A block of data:

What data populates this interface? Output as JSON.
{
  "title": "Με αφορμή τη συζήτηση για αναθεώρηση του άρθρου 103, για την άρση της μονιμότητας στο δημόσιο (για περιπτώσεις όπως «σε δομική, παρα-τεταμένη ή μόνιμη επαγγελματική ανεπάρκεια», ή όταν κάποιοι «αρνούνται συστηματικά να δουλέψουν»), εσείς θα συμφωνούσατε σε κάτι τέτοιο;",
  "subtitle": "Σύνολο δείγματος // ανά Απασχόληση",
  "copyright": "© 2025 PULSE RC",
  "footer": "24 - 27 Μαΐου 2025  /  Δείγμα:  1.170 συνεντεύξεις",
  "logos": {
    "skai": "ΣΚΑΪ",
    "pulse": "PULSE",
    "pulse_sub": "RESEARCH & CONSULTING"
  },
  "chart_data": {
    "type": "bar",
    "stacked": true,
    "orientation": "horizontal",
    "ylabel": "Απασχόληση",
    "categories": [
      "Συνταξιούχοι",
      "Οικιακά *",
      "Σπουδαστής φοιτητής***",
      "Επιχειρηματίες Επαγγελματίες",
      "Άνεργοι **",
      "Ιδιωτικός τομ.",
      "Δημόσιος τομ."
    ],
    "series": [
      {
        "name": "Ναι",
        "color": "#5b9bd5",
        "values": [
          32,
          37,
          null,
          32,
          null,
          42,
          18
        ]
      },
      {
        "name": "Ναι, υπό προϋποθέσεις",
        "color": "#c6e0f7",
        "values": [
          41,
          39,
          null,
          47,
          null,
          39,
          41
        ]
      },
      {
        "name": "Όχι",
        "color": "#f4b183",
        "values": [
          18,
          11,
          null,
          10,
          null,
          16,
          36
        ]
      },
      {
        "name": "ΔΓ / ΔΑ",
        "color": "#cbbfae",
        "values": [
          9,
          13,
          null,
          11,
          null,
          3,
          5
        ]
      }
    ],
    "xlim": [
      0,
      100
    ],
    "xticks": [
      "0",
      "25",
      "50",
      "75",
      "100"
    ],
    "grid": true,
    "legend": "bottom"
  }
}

■ REQUEST
All of the entries should be written out again exactly.

■ THE RESPONSE
What data populates this interface? Output as JSON.
{
  "title": "Με αφορμή τη συζήτηση για αναθεώρηση του άρθρου 103, για την άρση της μονιμότητας στο δημόσιο (για περιπτώσεις όπως «σε δομική, παρα-τεταμένη ή μόνιμη επαγγελματική ανεπάρκεια», ή όταν κάποιοι «αρνούνται συστηματικά να δουλέψουν»), εσείς θα συμφωνούσατε σε κάτι τέτοιο;",
  "subtitle": "Σύνολο δείγματος // ανά Απασχόληση",
  "copyright": "© 2025 PULSE RC",
  "footer": "24 - 27 Μαΐου 2025  /  Δείγμα:  1.170 συνεντεύξεις",
  "logos": {
    "skai": "ΣΚΑΪ",
    "pulse": "PULSE",
    "pulse_sub": "RESEARCH & CONSULTING"
  },
  "chart_data": {
    "type": "bar",
    "stacked": true,
    "orientation": "horizontal",
    "ylabel": "Απασχόληση",
    "categories": [
      "Συνταξιούχοι",
      "Οικιακά *",
      "Σπουδαστής φοιτητής***",
      "Επιχειρηματίες Επαγγελματίες",
      "Άνεργοι **",
      "Ιδιωτικός τομ.",
      "Δημόσιος τομ."
    ],
    "series": [
      {
        "name": "Ναι",
        "color": "#5b9bd5",
        "values": [
          32,
          37,
          null,
          32,
          null,
          42,
          18
        ]
      },
      {
        "name": "Ναι, υπό προϋποθέσεις",
        "color": "#c6e0f7",
        "values": [
          41,
          39,
          null,
          47,
          null,
          39,
          41
        ]
      },
      {
        "name": "Όχι",
        "color": "#f4b183",
        "values": [
          18,
          11,
          null,
          10,
          null,
          16,
          36
        ]
      },
      {
        "name": "ΔΓ / ΔΑ",
        "color": "#cbbfae",
        "values": [
          9,
          13,
          null,
          11,
          null,
          3,
          5
        ]
      }
    ],
    "xlim": [
      0,
      100
    ],
    "xticks": [
      "0",
      "25",
      "50",
      "75",
      "100"
    ],
    "grid": true,
    "legend": "bottom"
  }
}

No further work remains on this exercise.